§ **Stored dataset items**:
# # # #

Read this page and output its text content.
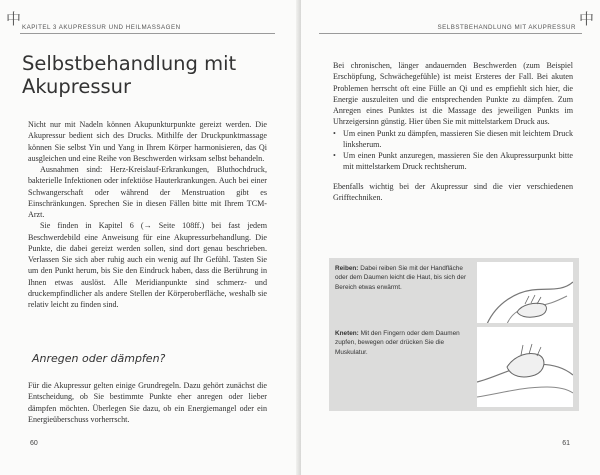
中 KAPITEL 3 AKUPRESSUR UND HEILMASSAGEN
Selbstbehandlung mit Akupressur

Nicht nur mit Nadeln können Akupunkturpunkte gereizt werden. Die Akupressur bedient sich des Drucks. Mithilfe der Druckpunktmassage können Sie selbst Yin und Yang in Ihrem Körper harmonisieren, das Qi ausgleichen und eine Reihe von Beschwerden wirksam selbst behandeln.

Ausnahmen sind: Herz-Kreislauf-Erkrankungen, Bluthochdruck, bakterielle Infektionen oder infektiöse Hauterkrankungen. Auch bei einer Schwangerschaft oder während der Menstruation gibt es Einschränkungen. Sprechen Sie in diesen Fällen bitte mit Ihrem TCM-Arzt.

Sie finden in Kapitel 6 (→ Seite 108ff.) bei fast jedem Beschwerdebild eine Anweisung für eine Akupressurbehandlung. Die Punkte, die dabei gereizt werden sollen, sind dort genau beschrieben. Verlassen Sie sich aber ruhig auch ein wenig auf Ihr Gefühl. Tasten Sie um den Punkt herum, bis Sie den Eindruck haben, dass die Berührung in Ihnen etwas auslöst. Alle Meridianpunkte sind schmerz- und druckempfindlicher als andere Stellen der Körperoberfläche, weshalb sie relativ leicht zu finden sind.

Anregen oder dämpfen?

Für die Akupressur gelten einige Grundregeln. Dazu gehört zunächst die Entscheidung, ob Sie bestimmte Punkte eher anregen oder lieber dämpfen möchten. Überlegen Sie dazu, ob ein Energiemangel oder ein Energieüberschuss vorherrscht.

60
中
SELBSTBEHANDLUNG MIT AKUPRESSUR

Bei chronischen, länger andauernden Beschwerden (zum Beispiel Erschöpfung, Schwächegefühle) ist meist Ersteres der Fall. Bei akuten Problemen herrscht oft eine Fülle an Qi und es empfiehlt sich hier, die Energie auszuleiten und die entsprechenden Punkte zu dämpfen. Zum Anregen eines Punktes ist die Massage des jeweiligen Punkts im Uhrzeigersinn günstig. Hier üben Sie mit mittelstarkem Druck aus.

• Um einen Punkt zu dämpfen, massieren Sie diesen mit leichtem Druck linksherum.
• Um einen Punkt anzuregen, massieren Sie den Akupressurpunkt bitte mit mittelstarkem Druck rechtsherum.

Ebenfalls wichtig bei der Akupressur sind die vier verschiedenen Grifftechniken.

Reiben: Dabei reiben Sie mit der Handfläche oder dem Daumen leicht die Haut, bis sich der Bereich etwas erwärmt.
Kneten: Mit den Fingern oder dem Daumen zupfen, bewegen oder drücken Sie die Muskulatur.
61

# # # #

§ **TASK**:
Omit each picture, then return all of the listing exactly as it stands.

§ **OUTPUT BELOW**:
Read this page and output its text content.
中 KAPITEL 3 AKUPRESSUR UND HEILMASSAGEN
Selbstbehandlung mit Akupressur

Nicht nur mit Nadeln können Akupunkturpunkte gereizt werden. Die Akupressur bedient sich des Drucks. Mithilfe der Druckpunktmassage können Sie selbst Yin und Yang in Ihrem Körper harmonisieren, das Qi ausgleichen und eine Reihe von Beschwerden wirksam selbst behandeln.

Ausnahmen sind: Herz-Kreislauf-Erkrankungen, Bluthochdruck, bakterielle Infektionen oder infektiöse Hauterkrankungen. Auch bei einer Schwangerschaft oder während der Menstruation gibt es Einschränkungen. Sprechen Sie in diesen Fällen bitte mit Ihrem TCM-Arzt.

Sie finden in Kapitel 6 (→ Seite 108ff.) bei fast jedem Beschwerdebild eine Anweisung für eine Akupressurbehandlung. Die Punkte, die dabei gereizt werden sollen, sind dort genau beschrieben. Verlassen Sie sich aber ruhig auch ein wenig auf Ihr Gefühl. Tasten Sie um den Punkt herum, bis Sie den Eindruck haben, dass die Berührung in Ihnen etwas auslöst. Alle Meridianpunkte sind schmerz- und druckempfindlicher als andere Stellen der Körperoberfläche, weshalb sie relativ leicht zu finden sind.

Anregen oder dämpfen?

Für die Akupressur gelten einige Grundregeln. Dazu gehört zunächst die Entscheidung, ob Sie bestimmte Punkte eher anregen oder lieber dämpfen möchten. Überlegen Sie dazu, ob ein Energiemangel oder ein Energieüberschuss vorherrscht.

60
中
SELBSTBEHANDLUNG MIT AKUPRESSUR

Bei chronischen, länger andauernden Beschwerden (zum Beispiel Erschöpfung, Schwächegefühle) ist meist Ersteres der Fall. Bei akuten Problemen herrscht oft eine Fülle an Qi und es empfiehlt sich hier, die Energie auszuleiten und die entsprechenden Punkte zu dämpfen. Zum Anregen eines Punktes ist die Massage des jeweiligen Punkts im Uhrzeigersinn günstig. Hier üben Sie mit mittelstarkem Druck aus.

• Um einen Punkt zu dämpfen, massieren Sie diesen mit leichtem Druck linksherum.
• Um einen Punkt anzuregen, massieren Sie den Akupressurpunkt bitte mit mittelstarkem Druck rechtsherum.

Ebenfalls wichtig bei der Akupressur sind die vier verschiedenen Grifftechniken.

Reiben: Dabei reiben Sie mit der Handfläche oder dem Daumen leicht die Haut, bis sich der Bereich etwas erwärmt.
Kneten: Mit den Fingern oder dem Daumen zupfen, bewegen oder drücken Sie die Muskulatur.
61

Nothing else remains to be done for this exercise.